What is required:
Return each line of the items below verbatim, with nothing changed.
**** Exercise data ****
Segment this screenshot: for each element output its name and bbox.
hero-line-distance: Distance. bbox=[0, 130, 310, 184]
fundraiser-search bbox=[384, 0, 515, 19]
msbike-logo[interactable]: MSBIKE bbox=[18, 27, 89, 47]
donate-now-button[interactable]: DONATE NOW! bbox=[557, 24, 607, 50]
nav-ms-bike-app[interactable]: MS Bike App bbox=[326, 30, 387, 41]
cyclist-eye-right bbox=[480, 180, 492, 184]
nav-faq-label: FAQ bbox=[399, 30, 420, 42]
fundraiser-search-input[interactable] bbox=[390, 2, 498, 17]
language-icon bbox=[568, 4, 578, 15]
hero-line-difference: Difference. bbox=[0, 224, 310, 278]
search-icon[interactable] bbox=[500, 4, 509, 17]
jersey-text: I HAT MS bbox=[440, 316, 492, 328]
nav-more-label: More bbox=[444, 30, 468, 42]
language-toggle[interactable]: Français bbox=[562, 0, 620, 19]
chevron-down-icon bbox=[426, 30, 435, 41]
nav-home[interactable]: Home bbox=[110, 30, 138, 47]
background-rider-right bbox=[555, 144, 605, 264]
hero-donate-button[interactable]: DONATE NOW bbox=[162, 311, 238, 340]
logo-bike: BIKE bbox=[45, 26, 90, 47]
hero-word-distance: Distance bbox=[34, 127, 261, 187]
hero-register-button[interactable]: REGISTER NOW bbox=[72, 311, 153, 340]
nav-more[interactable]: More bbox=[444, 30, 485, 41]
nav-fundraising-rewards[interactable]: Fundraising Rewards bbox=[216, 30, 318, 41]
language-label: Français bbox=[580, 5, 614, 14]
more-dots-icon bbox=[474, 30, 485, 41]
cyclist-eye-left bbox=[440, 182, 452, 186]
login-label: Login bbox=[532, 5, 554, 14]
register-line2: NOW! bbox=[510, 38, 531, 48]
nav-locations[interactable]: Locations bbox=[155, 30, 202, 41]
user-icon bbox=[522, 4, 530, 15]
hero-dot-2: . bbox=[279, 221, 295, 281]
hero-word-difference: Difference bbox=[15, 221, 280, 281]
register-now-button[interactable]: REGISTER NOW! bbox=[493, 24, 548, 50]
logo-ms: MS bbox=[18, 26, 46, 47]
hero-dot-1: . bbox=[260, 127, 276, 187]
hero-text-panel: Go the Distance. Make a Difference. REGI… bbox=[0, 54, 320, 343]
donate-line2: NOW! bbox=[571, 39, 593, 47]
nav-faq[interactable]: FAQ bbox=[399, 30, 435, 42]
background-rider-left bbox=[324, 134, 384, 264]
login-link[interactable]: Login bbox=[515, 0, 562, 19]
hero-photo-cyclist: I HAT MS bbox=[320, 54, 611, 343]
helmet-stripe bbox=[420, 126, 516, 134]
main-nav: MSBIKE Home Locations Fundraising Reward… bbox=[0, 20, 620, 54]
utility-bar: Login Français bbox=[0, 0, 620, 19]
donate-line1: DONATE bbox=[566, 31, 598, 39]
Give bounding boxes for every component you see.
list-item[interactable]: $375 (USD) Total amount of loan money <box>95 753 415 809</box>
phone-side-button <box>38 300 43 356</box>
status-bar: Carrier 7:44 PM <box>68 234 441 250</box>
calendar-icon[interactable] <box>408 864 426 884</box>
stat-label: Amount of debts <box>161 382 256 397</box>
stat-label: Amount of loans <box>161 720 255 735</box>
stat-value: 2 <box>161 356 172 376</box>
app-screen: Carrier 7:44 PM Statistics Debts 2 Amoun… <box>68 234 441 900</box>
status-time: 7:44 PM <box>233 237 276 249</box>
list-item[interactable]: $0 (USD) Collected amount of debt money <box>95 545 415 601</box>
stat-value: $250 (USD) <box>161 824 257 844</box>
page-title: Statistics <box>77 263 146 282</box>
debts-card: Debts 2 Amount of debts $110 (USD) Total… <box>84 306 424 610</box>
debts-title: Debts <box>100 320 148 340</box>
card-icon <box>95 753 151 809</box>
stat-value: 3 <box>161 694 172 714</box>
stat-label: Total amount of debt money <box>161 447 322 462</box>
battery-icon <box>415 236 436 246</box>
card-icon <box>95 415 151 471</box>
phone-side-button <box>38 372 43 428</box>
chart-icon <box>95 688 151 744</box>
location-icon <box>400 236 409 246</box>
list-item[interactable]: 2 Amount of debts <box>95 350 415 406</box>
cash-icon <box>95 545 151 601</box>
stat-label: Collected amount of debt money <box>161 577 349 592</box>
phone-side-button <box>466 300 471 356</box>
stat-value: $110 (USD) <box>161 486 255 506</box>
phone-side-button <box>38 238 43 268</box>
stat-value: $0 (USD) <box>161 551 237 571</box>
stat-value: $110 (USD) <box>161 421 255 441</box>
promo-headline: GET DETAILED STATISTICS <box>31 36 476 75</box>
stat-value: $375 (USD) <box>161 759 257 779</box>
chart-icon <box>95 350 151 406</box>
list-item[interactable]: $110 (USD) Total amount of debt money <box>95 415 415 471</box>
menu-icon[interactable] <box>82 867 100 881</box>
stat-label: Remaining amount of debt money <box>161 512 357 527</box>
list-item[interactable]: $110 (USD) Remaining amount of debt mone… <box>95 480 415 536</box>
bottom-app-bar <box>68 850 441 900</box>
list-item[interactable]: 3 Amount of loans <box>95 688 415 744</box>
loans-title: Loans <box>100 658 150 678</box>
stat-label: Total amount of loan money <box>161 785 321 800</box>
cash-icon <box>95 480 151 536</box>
****
Right answer:
Segment this screenshot: for each element output its name and bbox.
hero-line-distance: Distance. bbox=[0, 130, 310, 184]
fundraiser-search bbox=[384, 0, 515, 19]
msbike-logo[interactable]: MSBIKE bbox=[18, 27, 89, 47]
donate-now-button[interactable]: DONATE NOW! bbox=[557, 24, 607, 50]
nav-ms-bike-app[interactable]: MS Bike App bbox=[326, 30, 387, 41]
cyclist-eye-right bbox=[480, 180, 492, 184]
nav-faq-label: FAQ bbox=[399, 30, 420, 42]
fundraiser-search-input[interactable] bbox=[390, 2, 498, 17]
language-icon bbox=[568, 4, 578, 15]
hero-line-difference: Difference. bbox=[0, 224, 310, 278]
search-icon[interactable] bbox=[500, 4, 509, 17]
jersey-text: I HAT MS bbox=[440, 316, 492, 328]
nav-more-label: More bbox=[444, 30, 468, 42]
language-toggle[interactable]: Français bbox=[562, 0, 620, 19]
chevron-down-icon bbox=[426, 30, 435, 41]
nav-home[interactable]: Home bbox=[110, 30, 138, 47]
background-rider-right bbox=[555, 144, 605, 264]
hero-donate-button[interactable]: DONATE NOW bbox=[162, 311, 238, 340]
logo-bike: BIKE bbox=[45, 26, 90, 47]
hero-word-distance: Distance bbox=[34, 127, 261, 187]
hero-register-button[interactable]: REGISTER NOW bbox=[72, 311, 153, 340]
nav-more[interactable]: More bbox=[444, 30, 485, 41]
nav-fundraising-rewards[interactable]: Fundraising Rewards bbox=[216, 30, 318, 41]
language-label: Français bbox=[580, 5, 614, 14]
more-dots-icon bbox=[474, 30, 485, 41]
cyclist-eye-left bbox=[440, 182, 452, 186]
login-label: Login bbox=[532, 5, 554, 14]
register-line2: NOW! bbox=[510, 38, 531, 48]
nav-locations[interactable]: Locations bbox=[155, 30, 202, 41]
user-icon bbox=[522, 4, 530, 15]
hero-dot-2: . bbox=[279, 221, 295, 281]
hero-word-difference: Difference bbox=[15, 221, 280, 281]
register-now-button[interactable]: REGISTER NOW! bbox=[493, 24, 548, 50]
logo-ms: MS bbox=[18, 26, 46, 47]
hero-dot-1: . bbox=[260, 127, 276, 187]
hero-text-panel: Go the Distance. Make a Difference. REGI… bbox=[0, 54, 320, 343]
donate-line2: NOW! bbox=[571, 39, 593, 47]
nav-faq[interactable]: FAQ bbox=[399, 30, 435, 42]
background-rider-left bbox=[324, 134, 384, 264]
login-link[interactable]: Login bbox=[515, 0, 562, 19]
hero-photo-cyclist: I HAT MS bbox=[320, 54, 611, 343]
helmet-stripe bbox=[420, 126, 516, 134]
main-nav: MSBIKE Home Locations Fundraising Reward… bbox=[0, 20, 620, 54]
utility-bar: Login Français bbox=[0, 0, 620, 19]
donate-line1: DONATE bbox=[566, 31, 598, 39]
Give bounding boxes for every component you see.
list-item[interactable]: $375 (USD) Total amount of loan money <box>95 753 415 809</box>
phone-side-button <box>38 300 43 356</box>
status-bar: Carrier 7:44 PM <box>68 234 441 250</box>
calendar-icon[interactable] <box>408 864 426 884</box>
stat-label: Amount of debts <box>161 382 256 397</box>
stat-label: Amount of loans <box>161 720 255 735</box>
stat-value: 2 <box>161 356 172 376</box>
app-screen: Carrier 7:44 PM Statistics Debts 2 Amoun… <box>68 234 441 900</box>
status-time: 7:44 PM <box>233 237 276 249</box>
list-item[interactable]: $0 (USD) Collected amount of debt money <box>95 545 415 601</box>
stat-value: $250 (USD) <box>161 824 257 844</box>
page-title: Statistics <box>77 263 146 282</box>
debts-card: Debts 2 Amount of debts $110 (USD) Total… <box>84 306 424 610</box>
debts-title: Debts <box>100 320 148 340</box>
card-icon <box>95 753 151 809</box>
stat-value: 3 <box>161 694 172 714</box>
stat-label: Total amount of debt money <box>161 447 322 462</box>
battery-icon <box>415 236 436 246</box>
card-icon <box>95 415 151 471</box>
phone-side-button <box>38 372 43 428</box>
chart-icon <box>95 688 151 744</box>
location-icon <box>400 236 409 246</box>
list-item[interactable]: 2 Amount of debts <box>95 350 415 406</box>
cash-icon <box>95 545 151 601</box>
stat-label: Collected amount of debt money <box>161 577 349 592</box>
phone-side-button <box>466 300 471 356</box>
stat-value: $110 (USD) <box>161 486 255 506</box>
phone-side-button <box>38 238 43 268</box>
stat-value: $0 (USD) <box>161 551 237 571</box>
stat-value: $110 (USD) <box>161 421 255 441</box>
promo-headline: GET DETAILED STATISTICS <box>31 36 476 75</box>
stat-value: $375 (USD) <box>161 759 257 779</box>
chart-icon <box>95 350 151 406</box>
list-item[interactable]: $110 (USD) Total amount of debt money <box>95 415 415 471</box>
menu-icon[interactable] <box>82 867 100 881</box>
stat-label: Remaining amount of debt money <box>161 512 357 527</box>
list-item[interactable]: $110 (USD) Remaining amount of debt mone… <box>95 480 415 536</box>
bottom-app-bar <box>68 850 441 900</box>
list-item[interactable]: 3 Amount of loans <box>95 688 415 744</box>
loans-title: Loans <box>100 658 150 678</box>
stat-label: Total amount of loan money <box>161 785 321 800</box>
cash-icon <box>95 480 151 536</box>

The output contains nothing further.